--- begin ---

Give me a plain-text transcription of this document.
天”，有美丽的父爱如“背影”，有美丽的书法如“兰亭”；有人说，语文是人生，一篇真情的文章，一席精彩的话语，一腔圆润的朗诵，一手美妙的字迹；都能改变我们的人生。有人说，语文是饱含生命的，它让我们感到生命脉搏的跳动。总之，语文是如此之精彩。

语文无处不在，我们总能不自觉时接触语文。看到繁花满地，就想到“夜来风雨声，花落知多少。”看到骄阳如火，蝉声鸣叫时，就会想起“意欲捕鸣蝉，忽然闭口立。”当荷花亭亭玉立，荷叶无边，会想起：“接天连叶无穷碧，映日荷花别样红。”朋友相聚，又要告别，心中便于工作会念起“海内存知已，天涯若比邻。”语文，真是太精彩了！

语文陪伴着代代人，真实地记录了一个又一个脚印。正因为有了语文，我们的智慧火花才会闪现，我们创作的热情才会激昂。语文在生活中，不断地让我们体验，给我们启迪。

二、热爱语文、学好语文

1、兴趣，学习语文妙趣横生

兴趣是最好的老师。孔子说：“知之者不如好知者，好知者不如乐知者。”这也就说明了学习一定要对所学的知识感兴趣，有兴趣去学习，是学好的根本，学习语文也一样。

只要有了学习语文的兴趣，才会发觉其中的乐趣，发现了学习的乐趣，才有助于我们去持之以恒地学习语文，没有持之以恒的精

--- end ---

## [SET TASK]
Each entry above is to be quoted exactly.

## [FINISHED EXERCISE]
Give me a plain-text transcription of this document.
天”，有美丽的父爱如“背影”，有美丽的书法如“兰亭”；有人说，语文是人生，一篇真情的文章，一席精彩的话语，一腔圆润的朗诵，一手美妙的字迹；都能改变我们的人生。有人说，语文是饱含生命的，它让我们感到生命脉搏的跳动。总之，语文是如此之精彩。

语文无处不在，我们总能不自觉时接触语文。看到繁花满地，就想到“夜来风雨声，花落知多少。”看到骄阳如火，蝉声鸣叫时，就会想起“意欲捕鸣蝉，忽然闭口立。”当荷花亭亭玉立，荷叶无边，会想起：“接天连叶无穷碧，映日荷花别样红。”朋友相聚，又要告别，心中便于工作会念起“海内存知已，天涯若比邻。”语文，真是太精彩了！

语文陪伴着代代人，真实地记录了一个又一个脚印。正因为有了语文，我们的智慧火花才会闪现，我们创作的热情才会激昂。语文在生活中，不断地让我们体验，给我们启迪。

二、热爱语文、学好语文

1、兴趣，学习语文妙趣横生

兴趣是最好的老师。孔子说：“知之者不如好知者，好知者不如乐知者。”这也就说明了学习一定要对所学的知识感兴趣，有兴趣去学习，是学好的根本，学习语文也一样。

只要有了学习语文的兴趣，才会发觉其中的乐趣，发现了学习的乐趣，才有助于我们去持之以恒地学习语文，没有持之以恒的精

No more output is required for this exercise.